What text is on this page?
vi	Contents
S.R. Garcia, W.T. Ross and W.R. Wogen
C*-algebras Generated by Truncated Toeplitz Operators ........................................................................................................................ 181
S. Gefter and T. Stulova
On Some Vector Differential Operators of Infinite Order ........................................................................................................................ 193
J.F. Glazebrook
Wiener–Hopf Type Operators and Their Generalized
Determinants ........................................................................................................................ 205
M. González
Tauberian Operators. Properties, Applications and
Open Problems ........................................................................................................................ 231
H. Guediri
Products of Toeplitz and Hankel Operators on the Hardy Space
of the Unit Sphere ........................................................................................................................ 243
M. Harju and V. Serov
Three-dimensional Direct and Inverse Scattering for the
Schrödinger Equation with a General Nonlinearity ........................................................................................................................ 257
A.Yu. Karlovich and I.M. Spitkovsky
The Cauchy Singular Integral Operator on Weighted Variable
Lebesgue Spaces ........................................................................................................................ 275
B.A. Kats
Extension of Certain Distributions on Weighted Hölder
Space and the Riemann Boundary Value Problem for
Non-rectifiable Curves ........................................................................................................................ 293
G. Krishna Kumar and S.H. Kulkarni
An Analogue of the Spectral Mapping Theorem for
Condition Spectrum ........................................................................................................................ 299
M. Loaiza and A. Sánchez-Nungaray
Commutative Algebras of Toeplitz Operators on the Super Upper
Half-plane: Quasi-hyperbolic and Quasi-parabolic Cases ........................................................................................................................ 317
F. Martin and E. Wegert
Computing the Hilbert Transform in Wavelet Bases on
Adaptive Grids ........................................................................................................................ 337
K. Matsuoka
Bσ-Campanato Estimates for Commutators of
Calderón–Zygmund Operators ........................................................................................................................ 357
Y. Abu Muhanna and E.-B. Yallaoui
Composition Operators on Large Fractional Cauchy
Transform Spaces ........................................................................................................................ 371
——————
_What you are asked to do_
Write every line of the material above again, exactly.

_Output_
What text is on this page?
vi	Contents
S.R. Garcia, W.T. Ross and W.R. Wogen
C*-algebras Generated by Truncated Toeplitz Operators ........................................................................................................................ 181
S. Gefter and T. Stulova
On Some Vector Differential Operators of Infinite Order ........................................................................................................................ 193
J.F. Glazebrook
Wiener–Hopf Type Operators and Their Generalized
Determinants ........................................................................................................................ 205
M. González
Tauberian Operators. Properties, Applications and
Open Problems ........................................................................................................................ 231
H. Guediri
Products of Toeplitz and Hankel Operators on the Hardy Space
of the Unit Sphere ........................................................................................................................ 243
M. Harju and V. Serov
Three-dimensional Direct and Inverse Scattering for the
Schrödinger Equation with a General Nonlinearity ........................................................................................................................ 257
A.Yu. Karlovich and I.M. Spitkovsky
The Cauchy Singular Integral Operator on Weighted Variable
Lebesgue Spaces ........................................................................................................................ 275
B.A. Kats
Extension of Certain Distributions on Weighted Hölder
Space and the Riemann Boundary Value Problem for
Non-rectifiable Curves ........................................................................................................................ 293
G. Krishna Kumar and S.H. Kulkarni
An Analogue of the Spectral Mapping Theorem for
Condition Spectrum ........................................................................................................................ 299
M. Loaiza and A. Sánchez-Nungaray
Commutative Algebras of Toeplitz Operators on the Super Upper
Half-plane: Quasi-hyperbolic and Quasi-parabolic Cases ........................................................................................................................ 317
F. Martin and E. Wegert
Computing the Hilbert Transform in Wavelet Bases on
Adaptive Grids ........................................................................................................................ 337
K. Matsuoka
Bσ-Campanato Estimates for Commutators of
Calderón–Zygmund Operators ........................................................................................................................ 357
Y. Abu Muhanna and E.-B. Yallaoui
Composition Operators on Large Fractional Cauchy
Transform Spaces ........................................................................................................................ 371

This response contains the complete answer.